- _Record list_:
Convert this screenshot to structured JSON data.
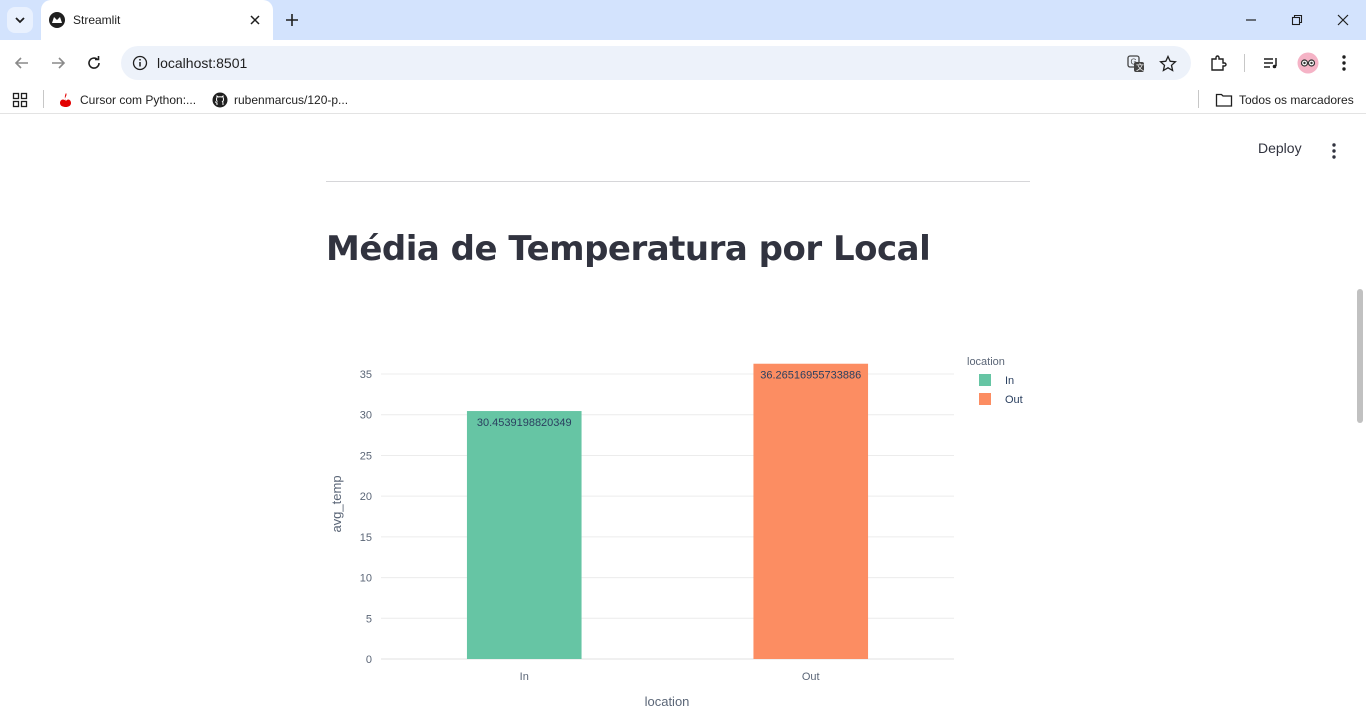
{
  "browser": {
    "tab_title": "Streamlit",
    "url": "localhost:8501",
    "bookmarks": [
      {
        "label": "Cursor com Python:...",
        "icon": "santander-icon"
      },
      {
        "label": "rubenmarcus/120-p...",
        "icon": "github-icon"
      }
    ],
    "all_bookmarks_label": "Todos os marcadores"
  },
  "app": {
    "deploy_label": "Deploy",
    "heading": "Média de Temperatura por Local"
  },
  "chart_data": {
    "type": "bar",
    "categories": [
      "In",
      "Out"
    ],
    "values": [
      30.4539198820349,
      36.26516955733886
    ],
    "data_labels": [
      "30.4539198820349",
      "36.26516955733886"
    ],
    "colors": [
      "#66c5a4",
      "#fc8d62"
    ],
    "xlabel": "location",
    "ylabel": "avg_temp",
    "ylim": [
      0,
      36.6
    ],
    "yticks": [
      0,
      5,
      10,
      15,
      20,
      25,
      30,
      35
    ],
    "grid": true,
    "legend": {
      "title": "location",
      "entries": [
        {
          "name": "In",
          "color": "#66c5a4"
        },
        {
          "name": "Out",
          "color": "#fc8d62"
        }
      ],
      "placement": "top-right"
    }
  }
}
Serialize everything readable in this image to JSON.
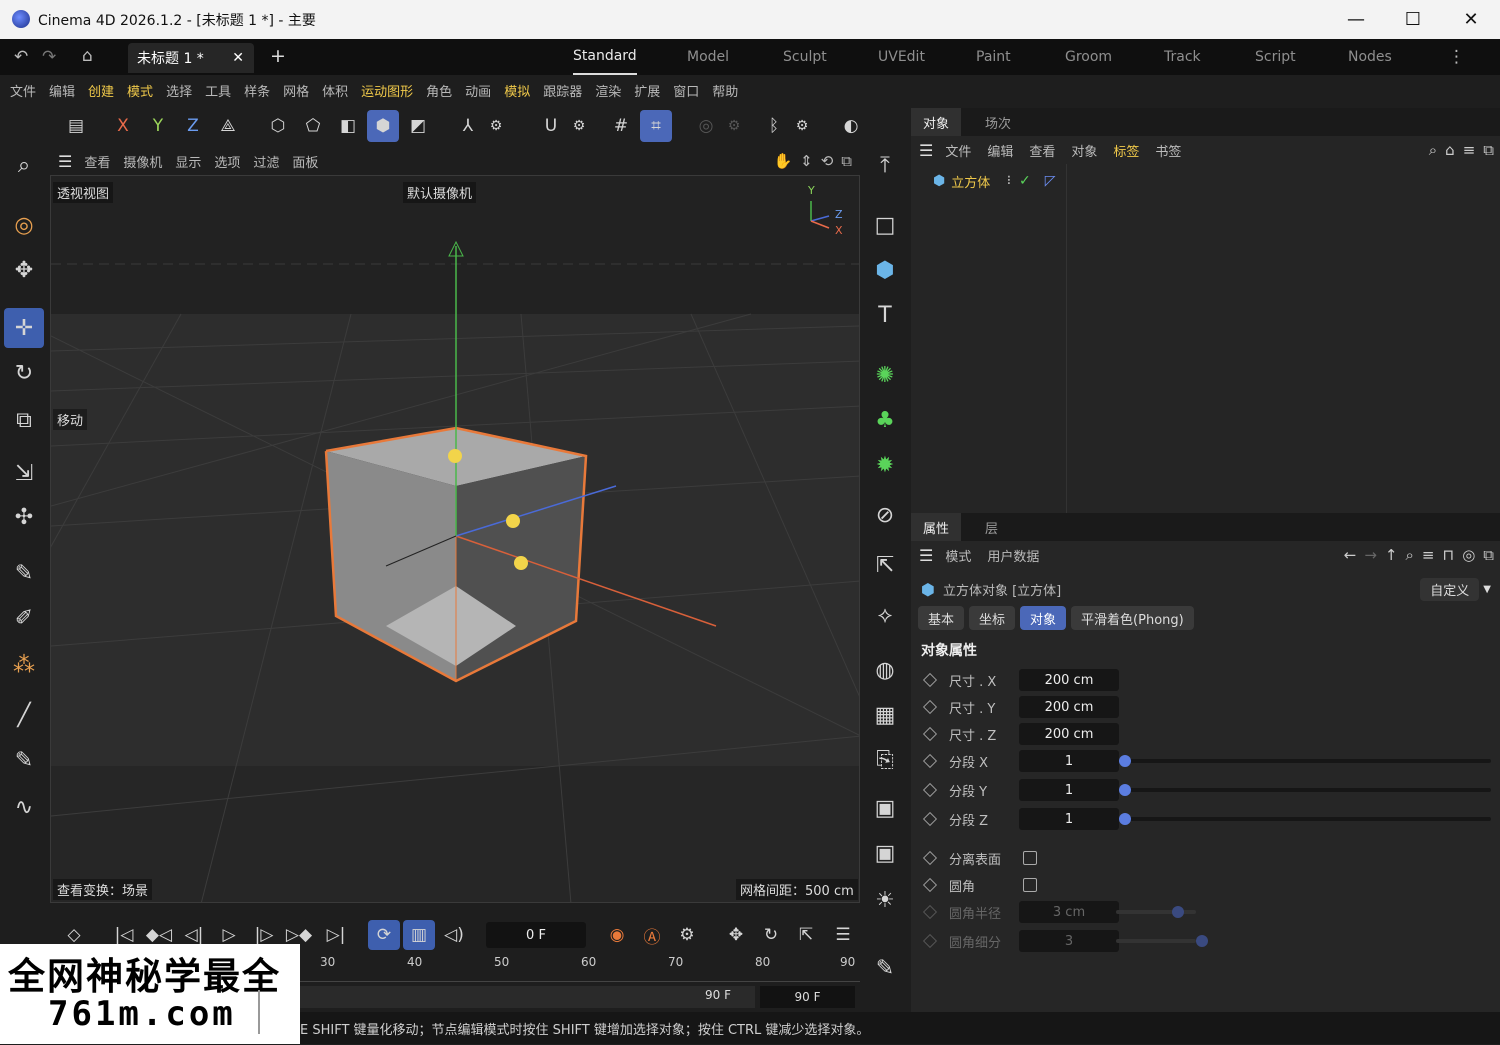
{
  "window": {
    "title": "Cinema 4D 2026.1.2 - [未标题 1 *] - 主要",
    "minimize": "—",
    "maximize": "☐",
    "close": "✕"
  },
  "topbar": {
    "doc_tab": "未标题 1 *",
    "doc_tab_close": "✕",
    "add_tab": "+",
    "layouts": [
      "Standard",
      "Model",
      "Sculpt",
      "UVEdit",
      "Paint",
      "Groom",
      "Track",
      "Script",
      "Nodes"
    ],
    "active_layout": "Standard",
    "more": "⋮"
  },
  "menus": [
    "文件",
    "编辑",
    "创建",
    "模式",
    "选择",
    "工具",
    "样条",
    "网格",
    "体积",
    "运动图形",
    "角色",
    "动画",
    "模拟",
    "跟踪器",
    "渲染",
    "扩展",
    "窗口",
    "帮助"
  ],
  "menus_highlight": [
    "创建",
    "模式",
    "运动图形",
    "模拟"
  ],
  "toolbar": {
    "x": "X",
    "y": "Y",
    "z": "Z"
  },
  "viewport": {
    "menus": [
      "查看",
      "摄像机",
      "显示",
      "选项",
      "过滤",
      "面板"
    ],
    "name": "透视视图",
    "camera": "默认摄像机",
    "tool_label": "移动",
    "transform_label": "查看变换：场景",
    "grid_label": "网格间距：500 cm",
    "axis_y": "Y",
    "axis_z": "Z",
    "axis_x": "X"
  },
  "object_manager": {
    "tabs": [
      "对象",
      "场次"
    ],
    "menus": [
      "文件",
      "编辑",
      "查看",
      "对象",
      "标签",
      "书签"
    ],
    "highlight_menu": "标签",
    "object_name": "立方体",
    "check": "✓"
  },
  "attributes": {
    "tabs": [
      "属性",
      "层"
    ],
    "menus": [
      "模式",
      "用户数据"
    ],
    "object_title": "立方体对象 [立方体]",
    "preset": "自定义",
    "subtabs": [
      "基本",
      "坐标",
      "对象",
      "平滑着色(Phong)"
    ],
    "active_subtab": "对象",
    "section": "对象属性",
    "size": [
      {
        "label": "尺寸 . X",
        "value": "200 cm"
      },
      {
        "label": "尺寸 . Y",
        "value": "200 cm"
      },
      {
        "label": "尺寸 . Z",
        "value": "200 cm"
      }
    ],
    "segments": [
      {
        "label": "分段 X",
        "value": "1"
      },
      {
        "label": "分段 Y",
        "value": "1"
      },
      {
        "label": "分段 Z",
        "value": "1"
      }
    ],
    "separate_surfaces": "分离表面",
    "fillet": "圆角",
    "fillet_radius": {
      "label": "圆角半径",
      "value": "3 cm"
    },
    "fillet_subdiv": {
      "label": "圆角细分",
      "value": "3"
    }
  },
  "timeline": {
    "current_frame": "0 F",
    "ruler": [
      "30",
      "40",
      "50",
      "60",
      "70",
      "80",
      "90"
    ],
    "end_a": "90 F",
    "end_b": "90 F"
  },
  "status": "E SHIFT 键量化移动；节点编辑模式时按住 SHIFT 键增加选择对象；按住 CTRL 键减少选择对象。",
  "watermark": {
    "line1": "全网神秘学最全",
    "line2": "761m.com"
  },
  "colors": {
    "accent": "#4b68b8",
    "highlight": "#f0c94a",
    "selection": "#e8793a"
  }
}
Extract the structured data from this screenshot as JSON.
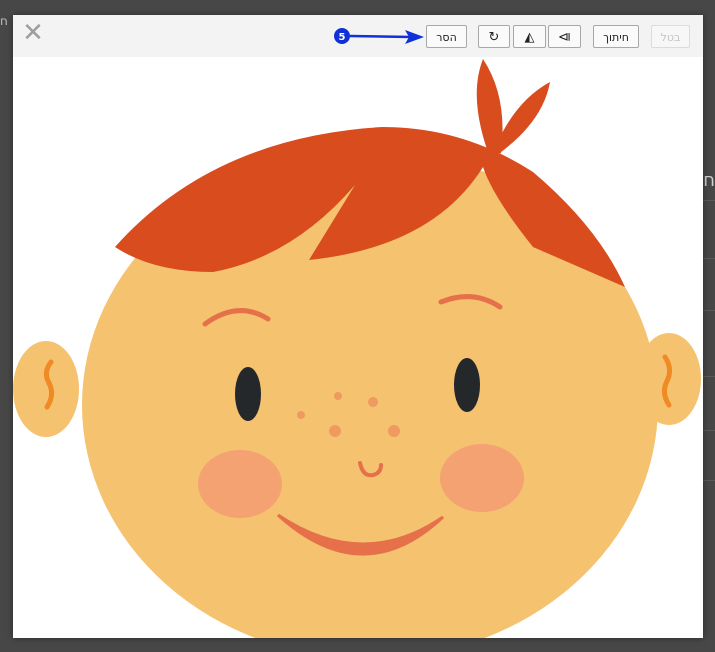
{
  "toolbar": {
    "close_glyph": "✕",
    "cancel_label": "בטל",
    "crop_label": "חיתוך",
    "remove_label": "הסר",
    "rotate_glyph": "↻",
    "flip_v_glyph": "◭",
    "flip_h_glyph": "⧐"
  },
  "annotation": {
    "badge_number": "5",
    "color": "#1030d8"
  },
  "background": {
    "right_char": "ח",
    "left_char": "ח"
  },
  "image": {
    "description_colors": {
      "hair": "#d94c1e",
      "skin": "#f5c270",
      "cheek": "#f4a272",
      "mouth": "#e5704a",
      "eye": "#25282b",
      "ear_inner": "#ef8a25"
    }
  }
}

- _Task details_: Go through the records and show every line with the string "structured" in it.

- _Exercise solution_:
Convert this screenshot to structured JSON data.
Extract the structured data from this screenshot as JSON.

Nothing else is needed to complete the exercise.